Supplied data
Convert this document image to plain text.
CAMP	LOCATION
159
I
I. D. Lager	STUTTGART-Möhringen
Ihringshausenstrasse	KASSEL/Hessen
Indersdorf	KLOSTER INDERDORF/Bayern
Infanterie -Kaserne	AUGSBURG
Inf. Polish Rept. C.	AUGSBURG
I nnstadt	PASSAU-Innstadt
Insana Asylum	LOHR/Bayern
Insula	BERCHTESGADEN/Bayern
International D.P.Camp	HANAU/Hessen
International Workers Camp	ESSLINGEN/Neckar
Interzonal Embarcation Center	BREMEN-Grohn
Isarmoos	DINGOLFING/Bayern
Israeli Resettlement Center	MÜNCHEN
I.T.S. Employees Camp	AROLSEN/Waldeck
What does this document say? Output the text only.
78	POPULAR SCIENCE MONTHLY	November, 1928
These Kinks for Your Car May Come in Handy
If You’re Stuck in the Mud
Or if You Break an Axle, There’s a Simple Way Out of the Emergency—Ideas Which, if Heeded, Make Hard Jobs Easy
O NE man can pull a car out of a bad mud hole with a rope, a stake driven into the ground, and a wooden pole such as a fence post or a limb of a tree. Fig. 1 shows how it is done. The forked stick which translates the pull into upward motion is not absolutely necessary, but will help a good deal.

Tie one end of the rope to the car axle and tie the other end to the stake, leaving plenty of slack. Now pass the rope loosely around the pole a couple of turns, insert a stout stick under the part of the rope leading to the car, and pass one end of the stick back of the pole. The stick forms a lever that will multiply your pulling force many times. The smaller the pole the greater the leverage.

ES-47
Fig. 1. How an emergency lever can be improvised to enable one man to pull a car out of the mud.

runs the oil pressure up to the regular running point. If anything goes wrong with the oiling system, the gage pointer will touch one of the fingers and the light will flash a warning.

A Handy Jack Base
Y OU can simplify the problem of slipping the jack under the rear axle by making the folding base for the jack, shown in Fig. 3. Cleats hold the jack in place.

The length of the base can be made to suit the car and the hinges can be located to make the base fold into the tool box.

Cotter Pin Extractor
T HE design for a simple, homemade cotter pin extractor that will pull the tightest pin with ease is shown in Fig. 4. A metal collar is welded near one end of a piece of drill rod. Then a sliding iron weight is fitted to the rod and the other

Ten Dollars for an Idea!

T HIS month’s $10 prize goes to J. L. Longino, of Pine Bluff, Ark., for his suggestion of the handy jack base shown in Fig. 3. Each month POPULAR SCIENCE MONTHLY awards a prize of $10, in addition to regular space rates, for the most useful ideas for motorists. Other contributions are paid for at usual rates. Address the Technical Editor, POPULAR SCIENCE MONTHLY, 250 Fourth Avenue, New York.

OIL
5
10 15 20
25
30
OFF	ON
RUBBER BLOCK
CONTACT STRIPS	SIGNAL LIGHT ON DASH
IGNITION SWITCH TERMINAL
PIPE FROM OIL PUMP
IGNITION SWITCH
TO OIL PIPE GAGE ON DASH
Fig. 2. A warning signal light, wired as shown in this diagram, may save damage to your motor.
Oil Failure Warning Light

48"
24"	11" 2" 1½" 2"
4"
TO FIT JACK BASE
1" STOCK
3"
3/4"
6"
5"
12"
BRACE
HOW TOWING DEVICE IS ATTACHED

Stated problem
Repeat the material above in full, exactly as it stands.

Final result
Convert this document image to plain text.
CAMP	LOCATION
159
I
I. D. Lager	STUTTGART-Möhringen
Ihringshausenstrasse	KASSEL/Hessen
Indersdorf	KLOSTER INDERDORF/Bayern
Infanterie -Kaserne	AUGSBURG
Inf. Polish Rept. C.	AUGSBURG
I nnstadt	PASSAU-Innstadt
Insana Asylum	LOHR/Bayern
Insula	BERCHTESGADEN/Bayern
International D.P.Camp	HANAU/Hessen
International Workers Camp	ESSLINGEN/Neckar
Interzonal Embarcation Center	BREMEN-Grohn
Isarmoos	DINGOLFING/Bayern
Israeli Resettlement Center	MÜNCHEN
I.T.S. Employees Camp	AROLSEN/Waldeck
What does this document say? Output the text only.
78	POPULAR SCIENCE MONTHLY	November, 1928
These Kinks for Your Car May Come in Handy
If You’re Stuck in the Mud
Or if You Break an Axle, There’s a Simple Way Out of the Emergency—Ideas Which, if Heeded, Make Hard Jobs Easy
O NE man can pull a car out of a bad mud hole with a rope, a stake driven into the ground, and a wooden pole such as a fence post or a limb of a tree. Fig. 1 shows how it is done. The forked stick which translates the pull into upward motion is not absolutely necessary, but will help a good deal.

Tie one end of the rope to the car axle and tie the other end to the stake, leaving plenty of slack. Now pass the rope loosely around the pole a couple of turns, insert a stout stick under the part of the rope leading to the car, and pass one end of the stick back of the pole. The stick forms a lever that will multiply your pulling force many times. The smaller the pole the greater the leverage.

ES-47
Fig. 1. How an emergency lever can be improvised to enable one man to pull a car out of the mud.

runs the oil pressure up to the regular running point. If anything goes wrong with the oiling system, the gage pointer will touch one of the fingers and the light will flash a warning.

A Handy Jack Base
Y OU can simplify the problem of slipping the jack under the rear axle by making the folding base for the jack, shown in Fig. 3. Cleats hold the jack in place.

The length of the base can be made to suit the car and the hinges can be located to make the base fold into the tool box.

Cotter Pin Extractor
T HE design for a simple, homemade cotter pin extractor that will pull the tightest pin with ease is shown in Fig. 4. A metal collar is welded near one end of a piece of drill rod. Then a sliding iron weight is fitted to the rod and the other

Ten Dollars for an Idea!

T HIS month’s $10 prize goes to J. L. Longino, of Pine Bluff, Ark., for his suggestion of the handy jack base shown in Fig. 3. Each month POPULAR SCIENCE MONTHLY awards a prize of $10, in addition to regular space rates, for the most useful ideas for motorists. Other contributions are paid for at usual rates. Address the Technical Editor, POPULAR SCIENCE MONTHLY, 250 Fourth Avenue, New York.

OIL
5
10 15 20
25
30
OFF	ON
RUBBER BLOCK
CONTACT STRIPS	SIGNAL LIGHT ON DASH
IGNITION SWITCH TERMINAL
PIPE FROM OIL PUMP
IGNITION SWITCH
TO OIL PIPE GAGE ON DASH
Fig. 2. A warning signal light, wired as shown in this diagram, may save damage to your motor.
Oil Failure Warning Light

48"
24"	11" 2" 1½" 2"
4"
TO FIT JACK BASE
1" STOCK
3"
3/4"
6"
5"
12"
BRACE
HOW TOWING DEVICE IS ATTACHED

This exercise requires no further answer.